■ **Exercise brief**:
Which lines hold the word "JSON"? Copy each of them from the material.

■ **Information supplied**:

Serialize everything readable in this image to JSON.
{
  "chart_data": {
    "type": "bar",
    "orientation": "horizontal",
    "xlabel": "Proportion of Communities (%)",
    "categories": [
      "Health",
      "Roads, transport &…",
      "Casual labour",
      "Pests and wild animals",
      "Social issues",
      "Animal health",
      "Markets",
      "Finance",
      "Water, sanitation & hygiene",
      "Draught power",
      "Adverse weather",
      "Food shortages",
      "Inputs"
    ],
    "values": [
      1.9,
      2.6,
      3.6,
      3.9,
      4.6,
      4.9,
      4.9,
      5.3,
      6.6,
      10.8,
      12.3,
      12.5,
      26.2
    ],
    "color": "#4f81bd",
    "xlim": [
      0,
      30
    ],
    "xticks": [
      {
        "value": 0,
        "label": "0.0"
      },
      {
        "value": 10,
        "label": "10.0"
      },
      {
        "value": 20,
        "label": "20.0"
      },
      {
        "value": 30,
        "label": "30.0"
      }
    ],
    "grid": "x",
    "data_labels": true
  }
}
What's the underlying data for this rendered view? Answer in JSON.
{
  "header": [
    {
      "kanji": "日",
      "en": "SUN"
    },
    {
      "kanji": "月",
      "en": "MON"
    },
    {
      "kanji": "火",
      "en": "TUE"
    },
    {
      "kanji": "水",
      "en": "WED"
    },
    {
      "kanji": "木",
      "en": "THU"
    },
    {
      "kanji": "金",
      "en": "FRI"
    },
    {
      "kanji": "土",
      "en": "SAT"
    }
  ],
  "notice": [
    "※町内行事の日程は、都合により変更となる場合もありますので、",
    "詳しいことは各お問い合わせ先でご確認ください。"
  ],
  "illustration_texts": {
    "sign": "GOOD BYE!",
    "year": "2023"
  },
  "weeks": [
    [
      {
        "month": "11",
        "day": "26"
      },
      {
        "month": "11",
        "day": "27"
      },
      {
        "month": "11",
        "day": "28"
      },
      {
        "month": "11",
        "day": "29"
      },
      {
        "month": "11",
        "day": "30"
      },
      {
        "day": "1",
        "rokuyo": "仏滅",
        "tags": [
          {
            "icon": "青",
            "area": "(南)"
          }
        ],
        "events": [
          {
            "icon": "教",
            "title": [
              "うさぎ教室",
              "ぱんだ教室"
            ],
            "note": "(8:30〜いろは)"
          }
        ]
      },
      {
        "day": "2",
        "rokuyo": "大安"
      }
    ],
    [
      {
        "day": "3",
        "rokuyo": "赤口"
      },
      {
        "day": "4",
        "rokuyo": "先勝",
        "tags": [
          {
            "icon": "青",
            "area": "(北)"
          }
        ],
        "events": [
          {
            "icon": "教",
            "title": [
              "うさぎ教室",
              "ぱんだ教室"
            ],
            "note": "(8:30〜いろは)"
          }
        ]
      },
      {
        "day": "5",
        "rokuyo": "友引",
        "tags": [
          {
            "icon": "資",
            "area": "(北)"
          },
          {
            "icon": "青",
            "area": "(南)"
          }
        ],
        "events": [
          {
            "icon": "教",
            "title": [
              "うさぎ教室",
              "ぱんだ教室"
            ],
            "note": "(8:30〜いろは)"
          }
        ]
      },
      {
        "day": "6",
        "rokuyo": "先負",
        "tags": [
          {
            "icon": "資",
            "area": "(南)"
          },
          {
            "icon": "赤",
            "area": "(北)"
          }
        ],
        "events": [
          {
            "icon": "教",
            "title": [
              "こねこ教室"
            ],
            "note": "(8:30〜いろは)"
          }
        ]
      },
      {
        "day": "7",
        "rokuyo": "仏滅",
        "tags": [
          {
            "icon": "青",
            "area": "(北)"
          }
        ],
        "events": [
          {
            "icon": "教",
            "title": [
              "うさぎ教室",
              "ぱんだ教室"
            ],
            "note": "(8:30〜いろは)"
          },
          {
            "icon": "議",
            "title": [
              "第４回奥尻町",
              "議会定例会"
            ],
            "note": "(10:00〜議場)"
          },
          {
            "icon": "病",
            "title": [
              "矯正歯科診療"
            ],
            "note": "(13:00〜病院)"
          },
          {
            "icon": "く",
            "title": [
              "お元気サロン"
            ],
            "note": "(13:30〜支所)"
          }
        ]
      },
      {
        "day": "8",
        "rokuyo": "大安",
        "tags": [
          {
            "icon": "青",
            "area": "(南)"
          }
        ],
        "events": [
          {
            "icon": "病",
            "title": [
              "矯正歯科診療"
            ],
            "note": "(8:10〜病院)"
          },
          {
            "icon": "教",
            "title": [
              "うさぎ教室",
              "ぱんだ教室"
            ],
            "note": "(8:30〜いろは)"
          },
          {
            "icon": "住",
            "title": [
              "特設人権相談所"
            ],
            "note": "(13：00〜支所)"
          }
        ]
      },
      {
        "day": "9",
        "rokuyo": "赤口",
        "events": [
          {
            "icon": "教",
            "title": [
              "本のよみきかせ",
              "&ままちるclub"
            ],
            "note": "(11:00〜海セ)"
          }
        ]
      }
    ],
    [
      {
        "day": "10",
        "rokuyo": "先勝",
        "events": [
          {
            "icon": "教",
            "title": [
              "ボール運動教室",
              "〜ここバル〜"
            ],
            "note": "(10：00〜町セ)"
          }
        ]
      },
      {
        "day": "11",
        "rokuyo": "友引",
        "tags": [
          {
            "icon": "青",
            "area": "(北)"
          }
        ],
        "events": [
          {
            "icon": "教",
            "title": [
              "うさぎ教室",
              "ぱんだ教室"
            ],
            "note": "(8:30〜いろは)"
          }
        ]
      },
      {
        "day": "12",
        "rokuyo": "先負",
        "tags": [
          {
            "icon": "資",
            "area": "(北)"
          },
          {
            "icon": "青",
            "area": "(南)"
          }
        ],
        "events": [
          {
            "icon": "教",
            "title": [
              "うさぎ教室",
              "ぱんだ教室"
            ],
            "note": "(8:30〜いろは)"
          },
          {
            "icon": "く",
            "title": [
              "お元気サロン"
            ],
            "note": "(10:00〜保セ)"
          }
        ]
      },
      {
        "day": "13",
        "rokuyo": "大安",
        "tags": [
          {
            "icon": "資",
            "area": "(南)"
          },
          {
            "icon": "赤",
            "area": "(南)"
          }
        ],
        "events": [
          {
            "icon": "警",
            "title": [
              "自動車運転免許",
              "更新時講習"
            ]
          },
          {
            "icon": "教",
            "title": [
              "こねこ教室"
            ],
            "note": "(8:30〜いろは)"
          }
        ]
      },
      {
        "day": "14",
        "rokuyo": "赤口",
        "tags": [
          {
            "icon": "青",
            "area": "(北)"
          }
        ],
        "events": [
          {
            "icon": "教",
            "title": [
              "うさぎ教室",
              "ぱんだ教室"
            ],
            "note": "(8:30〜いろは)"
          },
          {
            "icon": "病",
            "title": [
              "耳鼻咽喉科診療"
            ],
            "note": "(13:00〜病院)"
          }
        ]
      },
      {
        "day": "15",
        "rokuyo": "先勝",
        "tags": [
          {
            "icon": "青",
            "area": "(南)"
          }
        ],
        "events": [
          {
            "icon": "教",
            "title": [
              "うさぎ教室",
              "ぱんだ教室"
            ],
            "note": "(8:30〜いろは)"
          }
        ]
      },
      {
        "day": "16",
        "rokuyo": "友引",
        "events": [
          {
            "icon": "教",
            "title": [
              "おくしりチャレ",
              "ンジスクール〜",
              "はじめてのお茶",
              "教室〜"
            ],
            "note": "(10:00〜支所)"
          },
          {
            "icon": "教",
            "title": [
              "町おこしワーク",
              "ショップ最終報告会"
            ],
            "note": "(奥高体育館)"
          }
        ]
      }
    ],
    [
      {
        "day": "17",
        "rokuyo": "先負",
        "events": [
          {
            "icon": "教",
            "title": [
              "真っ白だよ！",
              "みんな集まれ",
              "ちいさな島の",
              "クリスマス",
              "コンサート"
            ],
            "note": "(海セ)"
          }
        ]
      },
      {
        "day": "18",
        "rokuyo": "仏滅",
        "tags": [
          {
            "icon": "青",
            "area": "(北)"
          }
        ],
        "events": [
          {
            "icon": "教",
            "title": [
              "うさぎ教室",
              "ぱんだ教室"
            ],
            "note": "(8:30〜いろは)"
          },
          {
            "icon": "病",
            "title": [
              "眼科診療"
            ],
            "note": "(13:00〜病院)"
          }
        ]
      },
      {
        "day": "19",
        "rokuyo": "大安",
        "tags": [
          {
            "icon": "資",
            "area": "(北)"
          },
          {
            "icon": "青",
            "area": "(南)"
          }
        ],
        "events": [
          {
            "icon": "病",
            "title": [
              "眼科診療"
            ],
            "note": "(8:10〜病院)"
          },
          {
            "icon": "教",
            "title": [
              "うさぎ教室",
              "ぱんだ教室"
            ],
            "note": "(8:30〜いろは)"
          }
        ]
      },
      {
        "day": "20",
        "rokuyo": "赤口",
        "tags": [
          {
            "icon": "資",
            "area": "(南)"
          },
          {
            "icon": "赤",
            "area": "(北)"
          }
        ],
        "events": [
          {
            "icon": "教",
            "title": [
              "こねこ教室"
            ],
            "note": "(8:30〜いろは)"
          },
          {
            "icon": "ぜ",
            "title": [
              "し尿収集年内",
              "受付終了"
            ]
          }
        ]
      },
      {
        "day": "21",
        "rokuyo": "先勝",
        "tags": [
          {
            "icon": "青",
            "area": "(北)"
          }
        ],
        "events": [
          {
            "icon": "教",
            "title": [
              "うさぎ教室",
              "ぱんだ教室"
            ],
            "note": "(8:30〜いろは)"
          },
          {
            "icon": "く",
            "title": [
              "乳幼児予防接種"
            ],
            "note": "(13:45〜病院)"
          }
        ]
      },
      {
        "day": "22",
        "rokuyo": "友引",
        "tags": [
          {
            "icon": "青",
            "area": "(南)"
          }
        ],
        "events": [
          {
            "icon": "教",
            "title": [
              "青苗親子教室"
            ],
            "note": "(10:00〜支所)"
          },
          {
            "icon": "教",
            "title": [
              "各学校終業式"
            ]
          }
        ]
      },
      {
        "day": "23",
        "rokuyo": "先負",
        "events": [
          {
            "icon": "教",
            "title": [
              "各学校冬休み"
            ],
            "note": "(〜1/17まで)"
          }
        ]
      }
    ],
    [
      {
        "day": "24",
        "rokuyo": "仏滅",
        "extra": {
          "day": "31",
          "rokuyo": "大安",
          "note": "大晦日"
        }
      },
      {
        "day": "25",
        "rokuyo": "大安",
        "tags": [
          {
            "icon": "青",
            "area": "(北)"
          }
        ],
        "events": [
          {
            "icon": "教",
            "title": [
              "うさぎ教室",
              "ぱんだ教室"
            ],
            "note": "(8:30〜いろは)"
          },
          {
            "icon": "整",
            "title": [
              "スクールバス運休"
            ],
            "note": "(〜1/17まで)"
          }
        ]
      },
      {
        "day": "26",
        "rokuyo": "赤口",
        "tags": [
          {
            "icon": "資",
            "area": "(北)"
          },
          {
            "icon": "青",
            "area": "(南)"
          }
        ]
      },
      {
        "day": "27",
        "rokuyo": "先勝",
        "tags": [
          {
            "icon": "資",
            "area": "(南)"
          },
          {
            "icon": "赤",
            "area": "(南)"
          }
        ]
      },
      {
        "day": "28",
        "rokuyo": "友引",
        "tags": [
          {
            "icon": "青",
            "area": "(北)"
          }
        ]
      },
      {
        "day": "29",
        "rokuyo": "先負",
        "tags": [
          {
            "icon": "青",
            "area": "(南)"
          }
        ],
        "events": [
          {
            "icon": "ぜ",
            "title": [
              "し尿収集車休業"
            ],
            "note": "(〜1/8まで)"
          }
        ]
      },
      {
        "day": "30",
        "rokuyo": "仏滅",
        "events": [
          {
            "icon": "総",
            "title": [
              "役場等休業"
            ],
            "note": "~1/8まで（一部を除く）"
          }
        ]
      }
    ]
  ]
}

■ **Task output**:
Serialize everything readable in this image to JSON.
What's the underlying data for this rendered view? Answer in JSON.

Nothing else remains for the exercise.